> Requirement
All of the entries must be reproduced exactly, with no images carried over.

[Dataset rows about figures]
______

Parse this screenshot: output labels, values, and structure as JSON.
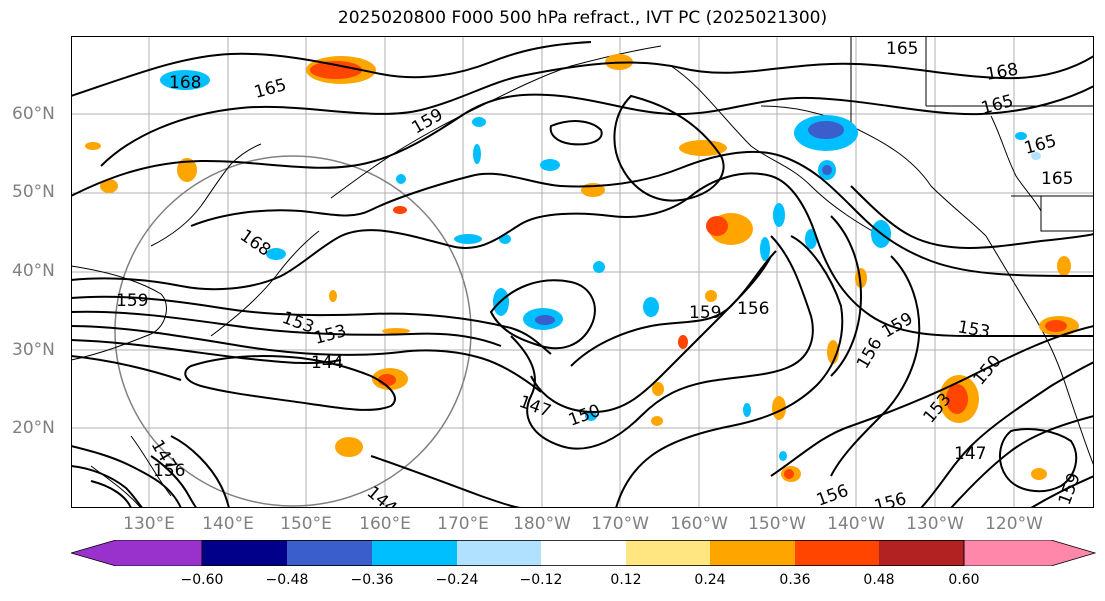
{
  "title": "2025020800 F000 500 hPa refract., IVT PC (2025021300)",
  "latitude_labels": [
    "60°N",
    "50°N",
    "40°N",
    "30°N",
    "20°N"
  ],
  "longitude_labels": [
    "130°E",
    "140°E",
    "150°E",
    "160°E",
    "170°E",
    "180°W",
    "170°W",
    "160°W",
    "150°W",
    "140°W",
    "130°W",
    "120°W"
  ],
  "colorbar": {
    "tick_labels": [
      "−0.60",
      "−0.48",
      "−0.36",
      "−0.24",
      "−0.12",
      "0.12",
      "0.24",
      "0.36",
      "0.48",
      "0.60"
    ],
    "colors": [
      "#9932cc",
      "#00008b",
      "#3a5fcd",
      "#00bfff",
      "#b0e2ff",
      "#ffffff",
      "#ffe680",
      "#ffa500",
      "#ff4500",
      "#b22222",
      "#ff88aa"
    ]
  },
  "contour_labels": [
    "168",
    "165",
    "159",
    "165",
    "168",
    "165",
    "165",
    "165",
    "168",
    "159",
    "153",
    "153",
    "144",
    "159",
    "156",
    "159",
    "156",
    "153",
    "147",
    "150",
    "147",
    "144",
    "156",
    "150",
    "153",
    "147",
    "156",
    "156",
    "159",
    "147"
  ]
}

______

> The solution
Parse this screenshot: output labels, values, and structure as JSON.
{
  "title": "2025020800 F000 500 hPa refract., IVT PC (2025021300)",
  "latitude_labels": [
    "60°N",
    "50°N",
    "40°N",
    "30°N",
    "20°N"
  ],
  "longitude_labels": [
    "130°E",
    "140°E",
    "150°E",
    "160°E",
    "170°E",
    "180°W",
    "170°W",
    "160°W",
    "150°W",
    "140°W",
    "130°W",
    "120°W"
  ],
  "colorbar": {
    "tick_labels": [
      "−0.60",
      "−0.48",
      "−0.36",
      "−0.24",
      "−0.12",
      "0.12",
      "0.24",
      "0.36",
      "0.48",
      "0.60"
    ],
    "colors": [
      "#9932cc",
      "#00008b",
      "#3a5fcd",
      "#00bfff",
      "#b0e2ff",
      "#ffffff",
      "#ffe680",
      "#ffa500",
      "#ff4500",
      "#b22222",
      "#ff88aa"
    ]
  },
  "contour_labels": [
    "168",
    "165",
    "159",
    "165",
    "168",
    "165",
    "165",
    "165",
    "168",
    "159",
    "153",
    "153",
    "144",
    "159",
    "156",
    "159",
    "156",
    "153",
    "147",
    "150",
    "147",
    "144",
    "156",
    "150",
    "153",
    "147",
    "156",
    "156",
    "159",
    "147"
  ]
}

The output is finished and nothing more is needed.